Source data:
* START *
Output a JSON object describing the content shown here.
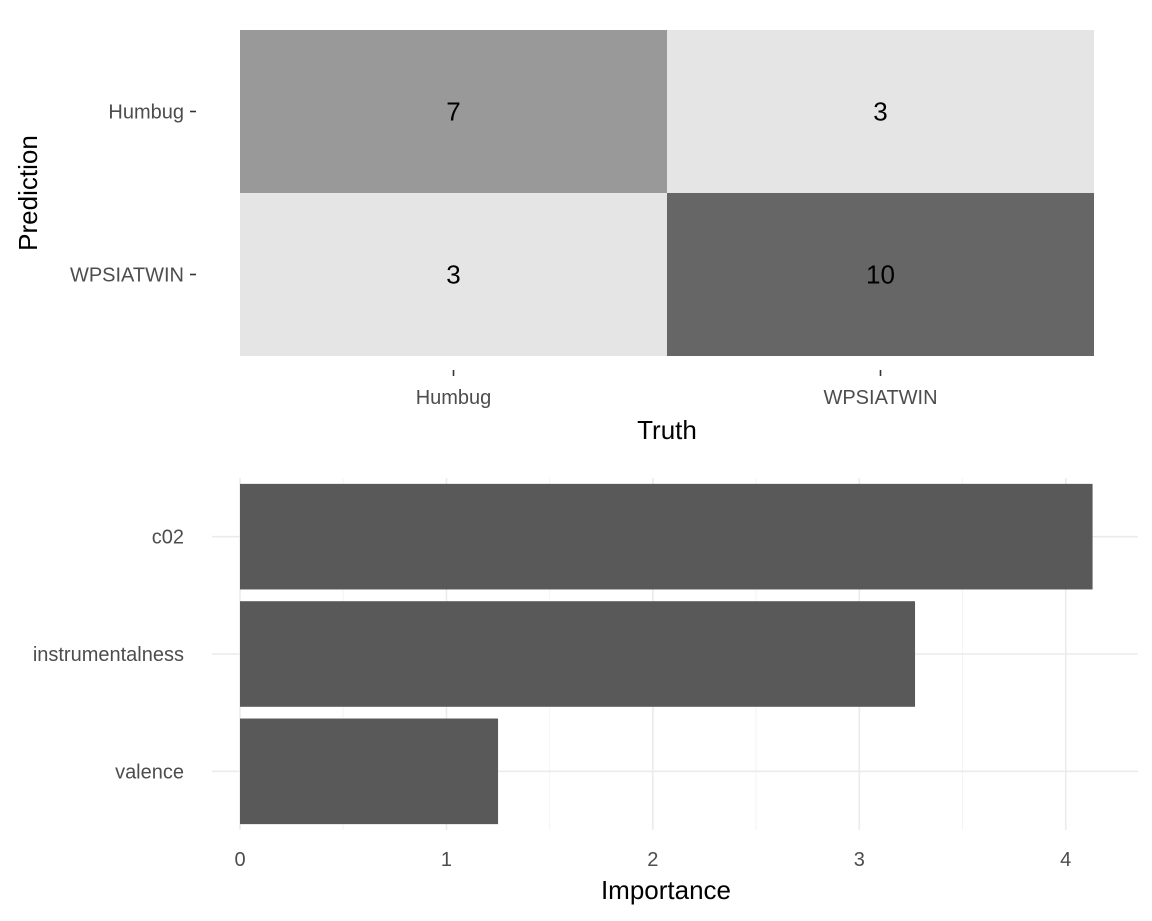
{
  "chart_data": [
    {
      "type": "heatmap",
      "title": "",
      "xlabel": "Truth",
      "ylabel": "Prediction",
      "x_categories": [
        "Humbug",
        "WPSIATWIN"
      ],
      "y_categories": [
        "Humbug",
        "WPSIATWIN"
      ],
      "cells": [
        {
          "truth": "Humbug",
          "prediction": "Humbug",
          "value": 7,
          "fill": "#999999"
        },
        {
          "truth": "WPSIATWIN",
          "prediction": "Humbug",
          "value": 3,
          "fill": "#e5e5e5"
        },
        {
          "truth": "Humbug",
          "prediction": "WPSIATWIN",
          "value": 3,
          "fill": "#e5e5e5"
        },
        {
          "truth": "WPSIATWIN",
          "prediction": "WPSIATWIN",
          "value": 10,
          "fill": "#666666"
        }
      ],
      "grid": false
    },
    {
      "type": "bar",
      "orientation": "horizontal",
      "title": "",
      "xlabel": "Importance",
      "ylabel": "",
      "categories": [
        "c02",
        "instrumentalness",
        "valence"
      ],
      "values": [
        4.13,
        3.27,
        1.25
      ],
      "xlim": [
        0,
        4.35
      ],
      "xticks": [
        "0",
        "1",
        "2",
        "3",
        "4"
      ],
      "bar_color": "#595959",
      "grid": true
    }
  ]
}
* END *
--- Written exercise ---
Pick out the lines containing the string "fill".

--- Task answer ---
          "fill": "#999999"
          "fill": "#e5e5e5"
          "fill": "#e5e5e5"
          "fill": "#666666"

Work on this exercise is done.